What the task requires –
Transcribe every entry below word for word, but skip the pictures.

Task inputs –
════════

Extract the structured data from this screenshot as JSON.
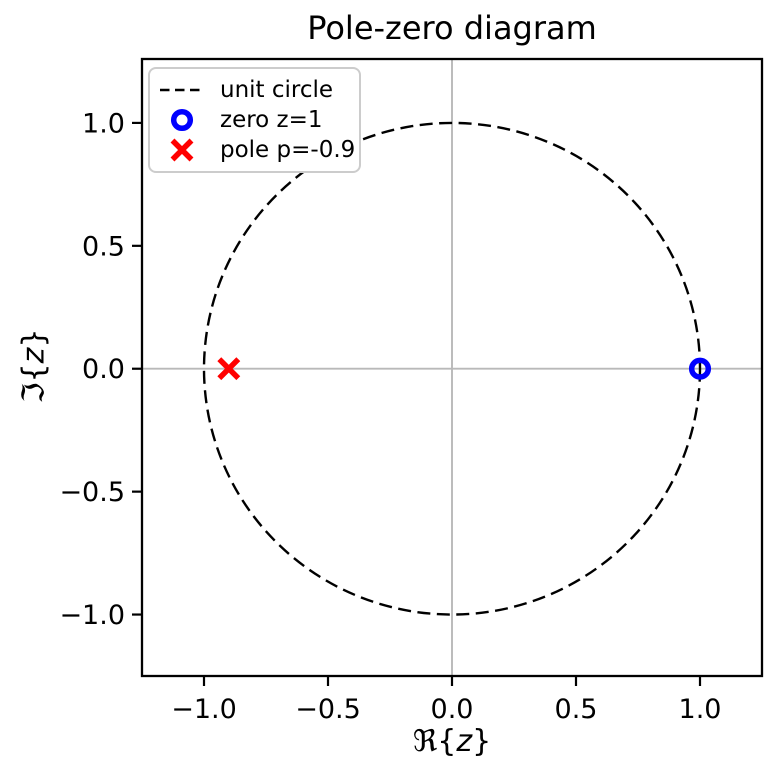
{
  "chart_data": {
    "type": "scatter",
    "title": "Pole-zero diagram",
    "xlabel": "ℜ{z}",
    "ylabel": "ℑ{z}",
    "xlim": [
      -1.25,
      1.25
    ],
    "ylim": [
      -1.25,
      1.26
    ],
    "x_ticks": [
      -1.0,
      -0.5,
      0.0,
      0.5,
      1.0
    ],
    "x_tick_labels": [
      "−1.0",
      "−0.5",
      "0.0",
      "0.5",
      "1.0"
    ],
    "y_ticks": [
      1.0,
      0.5,
      0.0,
      -0.5,
      -1.0
    ],
    "y_tick_labels": [
      "1.0",
      "0.5",
      "0.0",
      "−0.5",
      "−1.0"
    ],
    "grid": false,
    "zero_lines": {
      "x": 0,
      "y": 0,
      "color": "#b9b9b9"
    },
    "series": [
      {
        "name": "unit circle",
        "kind": "line",
        "shape": "circle",
        "center": [
          0,
          0
        ],
        "radius": 1.0,
        "linestyle": "dashed",
        "color": "#000000"
      },
      {
        "name": "zero z=1",
        "kind": "scatter",
        "marker": "o",
        "filled": false,
        "color": "#0000ff",
        "points": [
          [
            1.0,
            0.0
          ]
        ]
      },
      {
        "name": "pole p=-0.9",
        "kind": "scatter",
        "marker": "x",
        "color": "#ff0000",
        "points": [
          [
            -0.9,
            0.0
          ]
        ]
      }
    ],
    "legend": {
      "position": "upper left"
    }
  }
}
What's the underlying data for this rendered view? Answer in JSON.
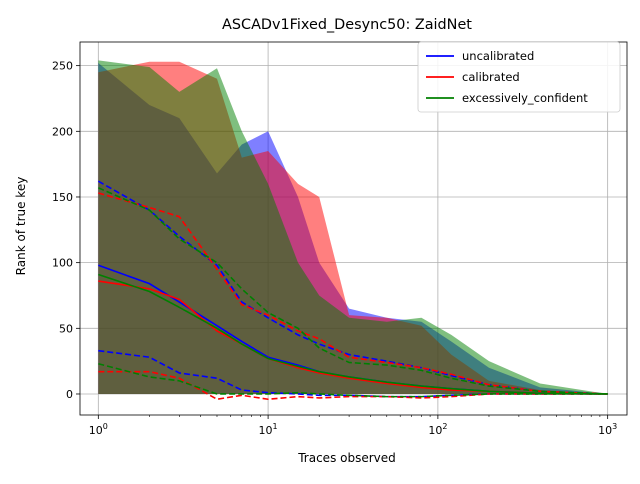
{
  "chart_data": {
    "type": "line",
    "title": "ASCADv1Fixed_Desync50: ZaidNet",
    "xlabel": "Traces observed",
    "ylabel": "Rank of true key",
    "xscale": "log",
    "xlim": [
      0.78,
      1300
    ],
    "ylim": [
      -16,
      268
    ],
    "grid": true,
    "legend_position": "top-right",
    "x_ticks": [
      {
        "value": 1,
        "base": "10",
        "exp": "0"
      },
      {
        "value": 10,
        "base": "10",
        "exp": "1"
      },
      {
        "value": 100,
        "base": "10",
        "exp": "2"
      },
      {
        "value": 1000,
        "base": "10",
        "exp": "3"
      }
    ],
    "y_ticks": [
      0,
      50,
      100,
      150,
      200,
      250
    ],
    "series": [
      {
        "name": "uncalibrated",
        "color": "#0000ff",
        "x": [
          1,
          2,
          3,
          5,
          7,
          10,
          15,
          20,
          30,
          50,
          80,
          120,
          200,
          400,
          1000
        ],
        "mean": [
          98,
          84,
          70,
          52,
          40,
          28,
          22,
          17,
          13,
          9,
          6,
          4,
          2,
          0.5,
          0
        ],
        "upper_dashed": [
          162,
          140,
          120,
          98,
          70,
          58,
          45,
          38,
          30,
          25,
          20,
          14,
          7,
          2,
          0
        ],
        "lower_dashed": [
          33,
          28,
          16,
          12,
          3,
          1,
          0,
          -1,
          -1,
          -2,
          -2,
          -1,
          0,
          0,
          0
        ],
        "band_upper": [
          252,
          220,
          210,
          168,
          190,
          200,
          150,
          100,
          65,
          58,
          55,
          40,
          20,
          5,
          0
        ],
        "band_lower": [
          0,
          0,
          0,
          0,
          0,
          0,
          0,
          0,
          0,
          0,
          0,
          0,
          0,
          0,
          0
        ]
      },
      {
        "name": "calibrated",
        "color": "#ff0000",
        "x": [
          1,
          2,
          3,
          5,
          7,
          10,
          15,
          20,
          30,
          50,
          80,
          120,
          200,
          400,
          1000
        ],
        "mean": [
          86,
          80,
          72,
          48,
          38,
          27,
          20,
          16,
          12,
          8,
          5,
          3,
          2,
          0.5,
          0
        ],
        "upper_dashed": [
          153,
          142,
          135,
          95,
          68,
          60,
          48,
          42,
          28,
          24,
          20,
          15,
          7,
          2,
          0
        ],
        "lower_dashed": [
          17,
          17,
          12,
          -4,
          -1,
          -4,
          -2,
          -3,
          -2,
          -2,
          -3,
          -2,
          0,
          0,
          0
        ],
        "band_upper": [
          245,
          253,
          253,
          240,
          180,
          185,
          160,
          150,
          60,
          58,
          52,
          30,
          10,
          3,
          0
        ],
        "band_lower": [
          0,
          0,
          0,
          0,
          0,
          0,
          0,
          0,
          0,
          0,
          0,
          0,
          0,
          0,
          0
        ]
      },
      {
        "name": "excessively_confident",
        "color": "#008000",
        "x": [
          1,
          2,
          3,
          5,
          7,
          10,
          15,
          20,
          30,
          50,
          80,
          120,
          200,
          400,
          1000
        ],
        "mean": [
          91,
          78,
          66,
          50,
          38,
          27,
          21,
          17,
          13,
          9,
          6,
          4,
          2,
          0.5,
          0
        ],
        "upper_dashed": [
          157,
          140,
          118,
          100,
          80,
          62,
          50,
          35,
          24,
          22,
          18,
          12,
          6,
          2,
          0
        ],
        "lower_dashed": [
          23,
          13,
          10,
          0,
          0,
          0,
          1,
          0,
          -1,
          -2,
          -2,
          -1,
          0,
          0,
          0
        ],
        "band_upper": [
          254,
          249,
          230,
          248,
          200,
          160,
          100,
          75,
          58,
          55,
          58,
          45,
          25,
          8,
          0
        ],
        "band_lower": [
          0,
          0,
          0,
          0,
          0,
          0,
          0,
          0,
          0,
          0,
          0,
          0,
          0,
          0,
          0
        ]
      }
    ]
  }
}
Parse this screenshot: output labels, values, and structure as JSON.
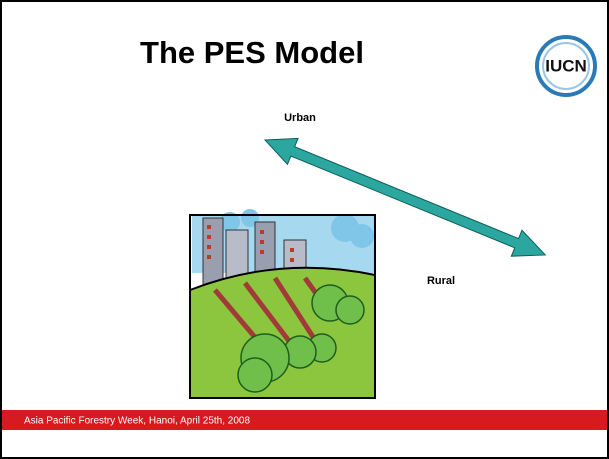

════════

Completed exercise –
Extract the structured data from this screenshot as JSON.
{
  "chart_data": {
    "type": "scatter",
    "title": "Pole-zero diagram",
    "xlabel": "ℜ{z}",
    "ylabel": "ℑ{z}",
    "xlim": [
      -1.25,
      1.25
    ],
    "ylim": [
      -1.25,
      1.26
    ],
    "x_ticks": [
      -1.0,
      -0.5,
      0.0,
      0.5,
      1.0
    ],
    "x_tick_labels": [
      "−1.0",
      "−0.5",
      "0.0",
      "0.5",
      "1.0"
    ],
    "y_ticks": [
      1.0,
      0.5,
      0.0,
      -0.5,
      -1.0
    ],
    "y_tick_labels": [
      "1.0",
      "0.5",
      "0.0",
      "−0.5",
      "−1.0"
    ],
    "grid": false,
    "zero_lines": {
      "x": 0,
      "y": 0,
      "color": "#b9b9b9"
    },
    "series": [
      {
        "name": "unit circle",
        "kind": "line",
        "shape": "circle",
        "center": [
          0,
          0
        ],
        "radius": 1.0,
        "linestyle": "dashed",
        "color": "#000000"
      },
      {
        "name": "zero z=1",
        "kind": "scatter",
        "marker": "o",
        "filled": false,
        "color": "#0000ff",
        "points": [
          [
            1.0,
            0.0
          ]
        ]
      },
      {
        "name": "pole p=-0.9",
        "kind": "scatter",
        "marker": "x",
        "color": "#ff0000",
        "points": [
          [
            -0.9,
            0.0
          ]
        ]
      }
    ],
    "legend": {
      "position": "upper left"
    }
  }
}
What's the underlying data for this rendered view? Answer in JSON.
{
  "chart_data": {
    "type": "line",
    "title": "ASCADv1Fixed_Desync50: ZaidNet",
    "xlabel": "Traces observed",
    "ylabel": "Rank of true key",
    "xscale": "log",
    "xlim": [
      0.78,
      1300
    ],
    "ylim": [
      -16,
      268
    ],
    "grid": true,
    "legend_position": "top-right",
    "x_ticks": [
      {
        "value": 1,
        "base": "10",
        "exp": "0"
      },
      {
        "value": 10,
        "base": "10",
        "exp": "1"
      },
      {
        "value": 100,
        "base": "10",
        "exp": "2"
      },
      {
        "value": 1000,
        "base": "10",
        "exp": "3"
      }
    ],
    "y_ticks": [
      0,
      50,
      100,
      150,
      200,
      250
    ],
    "series": [
      {
        "name": "uncalibrated",
        "color": "#0000ff",
        "x": [
          1,
          2,
          3,
          5,
          7,
          10,
          15,
          20,
          30,
          50,
          80,
          120,
          200,
          400,
          1000
        ],
        "mean": [
          98,
          84,
          70,
          52,
          40,
          28,
          22,
          17,
          13,
          9,
          6,
          4,
          2,
          0.5,
          0
        ],
        "upper_dashed": [
          162,
          140,
          120,
          98,
          70,
          58,
          45,
          38,
          30,
          25,
          20,
          14,
          7,
          2,
          0
        ],
        "lower_dashed": [
          33,
          28,
          16,
          12,
          3,
          1,
          0,
          -1,
          -1,
          -2,
          -2,
          -1,
          0,
          0,
          0
        ],
        "band_upper": [
          252,
          220,
          210,
          168,
          190,
          200,
          150,
          100,
          65,
          58,
          55,
          40,
          20,
          5,
          0
        ],
        "band_lower": [
          0,
          0,
          0,
          0,
          0,
          0,
          0,
          0,
          0,
          0,
          0,
          0,
          0,
          0,
          0
        ]
      },
      {
        "name": "calibrated",
        "color": "#ff0000",
        "x": [
          1,
          2,
          3,
          5,
          7,
          10,
          15,
          20,
          30,
          50,
          80,
          120,
          200,
          400,
          1000
        ],
        "mean": [
          86,
          80,
          72,
          48,
          38,
          27,
          20,
          16,
          12,
          8,
          5,
          3,
          2,
          0.5,
          0
        ],
        "upper_dashed": [
          153,
          142,
          135,
          95,
          68,
          60,
          48,
          42,
          28,
          24,
          20,
          15,
          7,
          2,
          0
        ],
        "lower_dashed": [
          17,
          17,
          12,
          -4,
          -1,
          -4,
          -2,
          -3,
          -2,
          -2,
          -3,
          -2,
          0,
          0,
          0
        ],
        "band_upper": [
          245,
          253,
          253,
          240,
          180,
          185,
          160,
          150,
          60,
          58,
          52,
          30,
          10,
          3,
          0
        ],
        "band_lower": [
          0,
          0,
          0,
          0,
          0,
          0,
          0,
          0,
          0,
          0,
          0,
          0,
          0,
          0,
          0
        ]
      },
      {
        "name": "excessively_confident",
        "color": "#008000",
        "x": [
          1,
          2,
          3,
          5,
          7,
          10,
          15,
          20,
          30,
          50,
          80,
          120,
          200,
          400,
          1000
        ],
        "mean": [
          91,
          78,
          66,
          50,
          38,
          27,
          21,
          17,
          13,
          9,
          6,
          4,
          2,
          0.5,
          0
        ],
        "upper_dashed": [
          157,
          140,
          118,
          100,
          80,
          62,
          50,
          35,
          24,
          22,
          18,
          12,
          6,
          2,
          0
        ],
        "lower_dashed": [
          23,
          13,
          10,
          0,
          0,
          0,
          1,
          0,
          -1,
          -2,
          -2,
          -1,
          0,
          0,
          0
        ],
        "band_upper": [
          254,
          249,
          230,
          248,
          200,
          160,
          100,
          75,
          58,
          55,
          58,
          45,
          25,
          8,
          0
        ],
        "band_lower": [
          0,
          0,
          0,
          0,
          0,
          0,
          0,
          0,
          0,
          0,
          0,
          0,
          0,
          0,
          0
        ]
      }
    ]
  }
}
Parse this screenshot: output labels, values, and structure as JSON.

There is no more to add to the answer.